→ **Objective**:
Using the data below, repeat all of it precisely.

→ **Records provided**:
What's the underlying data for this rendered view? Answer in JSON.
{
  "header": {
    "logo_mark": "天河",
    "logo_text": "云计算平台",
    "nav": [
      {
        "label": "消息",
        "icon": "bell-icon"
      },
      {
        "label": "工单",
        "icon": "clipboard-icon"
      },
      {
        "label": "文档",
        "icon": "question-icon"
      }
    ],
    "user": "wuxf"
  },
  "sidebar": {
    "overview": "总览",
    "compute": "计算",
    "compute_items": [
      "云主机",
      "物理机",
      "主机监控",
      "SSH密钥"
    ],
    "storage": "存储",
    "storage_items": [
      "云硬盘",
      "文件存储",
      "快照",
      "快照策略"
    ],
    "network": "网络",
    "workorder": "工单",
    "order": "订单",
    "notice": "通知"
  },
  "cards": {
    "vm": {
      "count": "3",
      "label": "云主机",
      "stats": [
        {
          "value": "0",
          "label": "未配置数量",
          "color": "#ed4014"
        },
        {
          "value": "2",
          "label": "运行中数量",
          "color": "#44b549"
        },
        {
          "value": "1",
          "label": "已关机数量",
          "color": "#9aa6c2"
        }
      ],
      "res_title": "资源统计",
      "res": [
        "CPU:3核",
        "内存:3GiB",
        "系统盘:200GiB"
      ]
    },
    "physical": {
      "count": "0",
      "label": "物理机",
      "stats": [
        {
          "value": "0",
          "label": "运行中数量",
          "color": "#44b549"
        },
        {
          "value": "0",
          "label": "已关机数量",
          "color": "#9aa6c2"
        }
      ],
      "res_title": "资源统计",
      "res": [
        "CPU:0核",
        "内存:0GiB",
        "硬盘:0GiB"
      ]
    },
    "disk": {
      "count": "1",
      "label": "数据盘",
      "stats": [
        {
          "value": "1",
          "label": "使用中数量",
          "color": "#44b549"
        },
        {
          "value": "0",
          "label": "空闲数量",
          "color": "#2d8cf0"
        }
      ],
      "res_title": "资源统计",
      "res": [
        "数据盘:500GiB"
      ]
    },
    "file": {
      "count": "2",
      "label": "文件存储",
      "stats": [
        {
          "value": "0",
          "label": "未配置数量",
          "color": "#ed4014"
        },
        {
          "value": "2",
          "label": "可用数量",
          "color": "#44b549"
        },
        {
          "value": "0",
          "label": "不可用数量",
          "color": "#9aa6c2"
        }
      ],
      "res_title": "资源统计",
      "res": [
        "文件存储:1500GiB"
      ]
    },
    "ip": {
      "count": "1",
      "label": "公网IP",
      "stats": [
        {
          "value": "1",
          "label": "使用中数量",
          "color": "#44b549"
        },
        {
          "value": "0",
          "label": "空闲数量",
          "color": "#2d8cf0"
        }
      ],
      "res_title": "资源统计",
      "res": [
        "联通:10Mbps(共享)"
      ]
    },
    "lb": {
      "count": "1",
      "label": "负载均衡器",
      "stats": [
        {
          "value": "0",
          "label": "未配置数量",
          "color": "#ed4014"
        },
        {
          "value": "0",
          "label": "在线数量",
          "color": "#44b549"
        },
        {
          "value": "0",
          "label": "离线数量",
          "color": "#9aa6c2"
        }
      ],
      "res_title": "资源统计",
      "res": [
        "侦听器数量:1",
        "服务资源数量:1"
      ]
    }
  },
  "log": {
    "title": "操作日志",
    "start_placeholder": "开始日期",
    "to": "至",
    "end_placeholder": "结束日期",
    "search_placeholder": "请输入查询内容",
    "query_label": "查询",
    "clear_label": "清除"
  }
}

→ **Answer in full**:
What's the underlying data for this rendered view? Answer in JSON.
{
  "header": {
    "logo_mark": "天河",
    "logo_text": "云计算平台",
    "nav": [
      {
        "label": "消息",
        "icon": "bell-icon"
      },
      {
        "label": "工单",
        "icon": "clipboard-icon"
      },
      {
        "label": "文档",
        "icon": "question-icon"
      }
    ],
    "user": "wuxf"
  },
  "sidebar": {
    "overview": "总览",
    "compute": "计算",
    "compute_items": [
      "云主机",
      "物理机",
      "主机监控",
      "SSH密钥"
    ],
    "storage": "存储",
    "storage_items": [
      "云硬盘",
      "文件存储",
      "快照",
      "快照策略"
    ],
    "network": "网络",
    "workorder": "工单",
    "order": "订单",
    "notice": "通知"
  },
  "cards": {
    "vm": {
      "count": "3",
      "label": "云主机",
      "stats": [
        {
          "value": "0",
          "label": "未配置数量",
          "color": "#ed4014"
        },
        {
          "value": "2",
          "label": "运行中数量",
          "color": "#44b549"
        },
        {
          "value": "1",
          "label": "已关机数量",
          "color": "#9aa6c2"
        }
      ],
      "res_title": "资源统计",
      "res": [
        "CPU:3核",
        "内存:3GiB",
        "系统盘:200GiB"
      ]
    },
    "physical": {
      "count": "0",
      "label": "物理机",
      "stats": [
        {
          "value": "0",
          "label": "运行中数量",
          "color": "#44b549"
        },
        {
          "value": "0",
          "label": "已关机数量",
          "color": "#9aa6c2"
        }
      ],
      "res_title": "资源统计",
      "res": [
        "CPU:0核",
        "内存:0GiB",
        "硬盘:0GiB"
      ]
    },
    "disk": {
      "count": "1",
      "label": "数据盘",
      "stats": [
        {
          "value": "1",
          "label": "使用中数量",
          "color": "#44b549"
        },
        {
          "value": "0",
          "label": "空闲数量",
          "color": "#2d8cf0"
        }
      ],
      "res_title": "资源统计",
      "res": [
        "数据盘:500GiB"
      ]
    },
    "file": {
      "count": "2",
      "label": "文件存储",
      "stats": [
        {
          "value": "0",
          "label": "未配置数量",
          "color": "#ed4014"
        },
        {
          "value": "2",
          "label": "可用数量",
          "color": "#44b549"
        },
        {
          "value": "0",
          "label": "不可用数量",
          "color": "#9aa6c2"
        }
      ],
      "res_title": "资源统计",
      "res": [
        "文件存储:1500GiB"
      ]
    },
    "ip": {
      "count": "1",
      "label": "公网IP",
      "stats": [
        {
          "value": "1",
          "label": "使用中数量",
          "color": "#44b549"
        },
        {
          "value": "0",
          "label": "空闲数量",
          "color": "#2d8cf0"
        }
      ],
      "res_title": "资源统计",
      "res": [
        "联通:10Mbps(共享)"
      ]
    },
    "lb": {
      "count": "1",
      "label": "负载均衡器",
      "stats": [
        {
          "value": "0",
          "label": "未配置数量",
          "color": "#ed4014"
        },
        {
          "value": "0",
          "label": "在线数量",
          "color": "#44b549"
        },
        {
          "value": "0",
          "label": "离线数量",
          "color": "#9aa6c2"
        }
      ],
      "res_title": "资源统计",
      "res": [
        "侦听器数量:1",
        "服务资源数量:1"
      ]
    }
  },
  "log": {
    "title": "操作日志",
    "start_placeholder": "开始日期",
    "to": "至",
    "end_placeholder": "结束日期",
    "search_placeholder": "请输入查询内容",
    "query_label": "查询",
    "clear_label": "清除"
  }
}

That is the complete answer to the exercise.